▸ **WHAT IS EXPECTED**: Below is a set of records; print all of them exactly as written.

▸ **DATA ENTRIES**:
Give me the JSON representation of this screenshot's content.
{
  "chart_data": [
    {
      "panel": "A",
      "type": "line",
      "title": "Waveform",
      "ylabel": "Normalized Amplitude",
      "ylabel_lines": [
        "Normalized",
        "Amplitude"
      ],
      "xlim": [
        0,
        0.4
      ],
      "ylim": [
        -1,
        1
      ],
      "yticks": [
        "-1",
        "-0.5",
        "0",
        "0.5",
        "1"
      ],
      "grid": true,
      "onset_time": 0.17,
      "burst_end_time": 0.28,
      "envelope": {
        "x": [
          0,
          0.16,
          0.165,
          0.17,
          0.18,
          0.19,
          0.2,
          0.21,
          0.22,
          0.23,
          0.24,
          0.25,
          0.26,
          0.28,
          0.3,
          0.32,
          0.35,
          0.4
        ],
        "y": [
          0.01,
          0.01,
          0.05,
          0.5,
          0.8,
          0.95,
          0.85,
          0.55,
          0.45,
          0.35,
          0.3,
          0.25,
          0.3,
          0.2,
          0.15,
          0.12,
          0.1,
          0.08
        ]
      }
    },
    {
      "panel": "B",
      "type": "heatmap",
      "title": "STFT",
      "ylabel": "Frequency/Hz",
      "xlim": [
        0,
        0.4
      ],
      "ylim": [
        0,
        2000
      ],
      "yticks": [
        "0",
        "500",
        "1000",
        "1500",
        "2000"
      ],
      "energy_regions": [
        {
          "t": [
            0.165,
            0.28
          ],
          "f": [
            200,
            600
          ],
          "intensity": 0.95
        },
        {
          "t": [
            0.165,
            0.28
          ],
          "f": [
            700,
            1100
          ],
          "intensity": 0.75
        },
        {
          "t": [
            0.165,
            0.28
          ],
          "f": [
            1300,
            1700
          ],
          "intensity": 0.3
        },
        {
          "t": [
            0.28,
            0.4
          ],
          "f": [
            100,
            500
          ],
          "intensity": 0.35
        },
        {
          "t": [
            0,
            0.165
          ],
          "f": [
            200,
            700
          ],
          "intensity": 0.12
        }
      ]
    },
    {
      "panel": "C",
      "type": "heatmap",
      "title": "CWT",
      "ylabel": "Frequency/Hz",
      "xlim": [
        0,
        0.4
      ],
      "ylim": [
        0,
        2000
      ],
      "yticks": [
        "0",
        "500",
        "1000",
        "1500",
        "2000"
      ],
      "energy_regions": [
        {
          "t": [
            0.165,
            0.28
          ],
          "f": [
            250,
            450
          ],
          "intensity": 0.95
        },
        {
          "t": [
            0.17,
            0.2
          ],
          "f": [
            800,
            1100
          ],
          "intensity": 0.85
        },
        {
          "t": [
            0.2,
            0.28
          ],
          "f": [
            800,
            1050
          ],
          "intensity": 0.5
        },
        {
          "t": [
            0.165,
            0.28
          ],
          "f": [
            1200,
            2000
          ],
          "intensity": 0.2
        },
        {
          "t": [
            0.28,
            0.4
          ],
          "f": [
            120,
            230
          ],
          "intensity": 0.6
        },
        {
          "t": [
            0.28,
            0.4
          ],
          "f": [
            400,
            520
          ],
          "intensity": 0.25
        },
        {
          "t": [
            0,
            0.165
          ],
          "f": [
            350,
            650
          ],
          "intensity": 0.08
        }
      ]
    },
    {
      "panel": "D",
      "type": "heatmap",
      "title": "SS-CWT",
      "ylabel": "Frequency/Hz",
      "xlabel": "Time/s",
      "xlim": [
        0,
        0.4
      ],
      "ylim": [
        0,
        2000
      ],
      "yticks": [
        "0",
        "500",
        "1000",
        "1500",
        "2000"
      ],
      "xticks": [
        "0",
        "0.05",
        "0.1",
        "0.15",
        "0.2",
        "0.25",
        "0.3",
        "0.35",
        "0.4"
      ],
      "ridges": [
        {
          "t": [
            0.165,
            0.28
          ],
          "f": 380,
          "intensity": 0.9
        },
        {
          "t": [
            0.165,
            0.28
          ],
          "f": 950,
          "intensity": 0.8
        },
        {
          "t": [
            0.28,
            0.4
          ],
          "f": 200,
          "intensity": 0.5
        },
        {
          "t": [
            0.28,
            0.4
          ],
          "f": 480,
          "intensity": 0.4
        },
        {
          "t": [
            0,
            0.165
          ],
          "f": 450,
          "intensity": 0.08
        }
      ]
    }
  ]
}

▸ **RESPONSE**:
Give me the JSON representation of this screenshot's content.
{
  "chart_data": [
    {
      "panel": "A",
      "type": "line",
      "title": "Waveform",
      "ylabel": "Normalized Amplitude",
      "ylabel_lines": [
        "Normalized",
        "Amplitude"
      ],
      "xlim": [
        0,
        0.4
      ],
      "ylim": [
        -1,
        1
      ],
      "yticks": [
        "-1",
        "-0.5",
        "0",
        "0.5",
        "1"
      ],
      "grid": true,
      "onset_time": 0.17,
      "burst_end_time": 0.28,
      "envelope": {
        "x": [
          0,
          0.16,
          0.165,
          0.17,
          0.18,
          0.19,
          0.2,
          0.21,
          0.22,
          0.23,
          0.24,
          0.25,
          0.26,
          0.28,
          0.3,
          0.32,
          0.35,
          0.4
        ],
        "y": [
          0.01,
          0.01,
          0.05,
          0.5,
          0.8,
          0.95,
          0.85,
          0.55,
          0.45,
          0.35,
          0.3,
          0.25,
          0.3,
          0.2,
          0.15,
          0.12,
          0.1,
          0.08
        ]
      }
    },
    {
      "panel": "B",
      "type": "heatmap",
      "title": "STFT",
      "ylabel": "Frequency/Hz",
      "xlim": [
        0,
        0.4
      ],
      "ylim": [
        0,
        2000
      ],
      "yticks": [
        "0",
        "500",
        "1000",
        "1500",
        "2000"
      ],
      "energy_regions": [
        {
          "t": [
            0.165,
            0.28
          ],
          "f": [
            200,
            600
          ],
          "intensity": 0.95
        },
        {
          "t": [
            0.165,
            0.28
          ],
          "f": [
            700,
            1100
          ],
          "intensity": 0.75
        },
        {
          "t": [
            0.165,
            0.28
          ],
          "f": [
            1300,
            1700
          ],
          "intensity": 0.3
        },
        {
          "t": [
            0.28,
            0.4
          ],
          "f": [
            100,
            500
          ],
          "intensity": 0.35
        },
        {
          "t": [
            0,
            0.165
          ],
          "f": [
            200,
            700
          ],
          "intensity": 0.12
        }
      ]
    },
    {
      "panel": "C",
      "type": "heatmap",
      "title": "CWT",
      "ylabel": "Frequency/Hz",
      "xlim": [
        0,
        0.4
      ],
      "ylim": [
        0,
        2000
      ],
      "yticks": [
        "0",
        "500",
        "1000",
        "1500",
        "2000"
      ],
      "energy_regions": [
        {
          "t": [
            0.165,
            0.28
          ],
          "f": [
            250,
            450
          ],
          "intensity": 0.95
        },
        {
          "t": [
            0.17,
            0.2
          ],
          "f": [
            800,
            1100
          ],
          "intensity": 0.85
        },
        {
          "t": [
            0.2,
            0.28
          ],
          "f": [
            800,
            1050
          ],
          "intensity": 0.5
        },
        {
          "t": [
            0.165,
            0.28
          ],
          "f": [
            1200,
            2000
          ],
          "intensity": 0.2
        },
        {
          "t": [
            0.28,
            0.4
          ],
          "f": [
            120,
            230
          ],
          "intensity": 0.6
        },
        {
          "t": [
            0.28,
            0.4
          ],
          "f": [
            400,
            520
          ],
          "intensity": 0.25
        },
        {
          "t": [
            0,
            0.165
          ],
          "f": [
            350,
            650
          ],
          "intensity": 0.08
        }
      ]
    },
    {
      "panel": "D",
      "type": "heatmap",
      "title": "SS-CWT",
      "ylabel": "Frequency/Hz",
      "xlabel": "Time/s",
      "xlim": [
        0,
        0.4
      ],
      "ylim": [
        0,
        2000
      ],
      "yticks": [
        "0",
        "500",
        "1000",
        "1500",
        "2000"
      ],
      "xticks": [
        "0",
        "0.05",
        "0.1",
        "0.15",
        "0.2",
        "0.25",
        "0.3",
        "0.35",
        "0.4"
      ],
      "ridges": [
        {
          "t": [
            0.165,
            0.28
          ],
          "f": 380,
          "intensity": 0.9
        },
        {
          "t": [
            0.165,
            0.28
          ],
          "f": 950,
          "intensity": 0.8
        },
        {
          "t": [
            0.28,
            0.4
          ],
          "f": 200,
          "intensity": 0.5
        },
        {
          "t": [
            0.28,
            0.4
          ],
          "f": 480,
          "intensity": 0.4
        },
        {
          "t": [
            0,
            0.165
          ],
          "f": 450,
          "intensity": 0.08
        }
      ]
    }
  ]
}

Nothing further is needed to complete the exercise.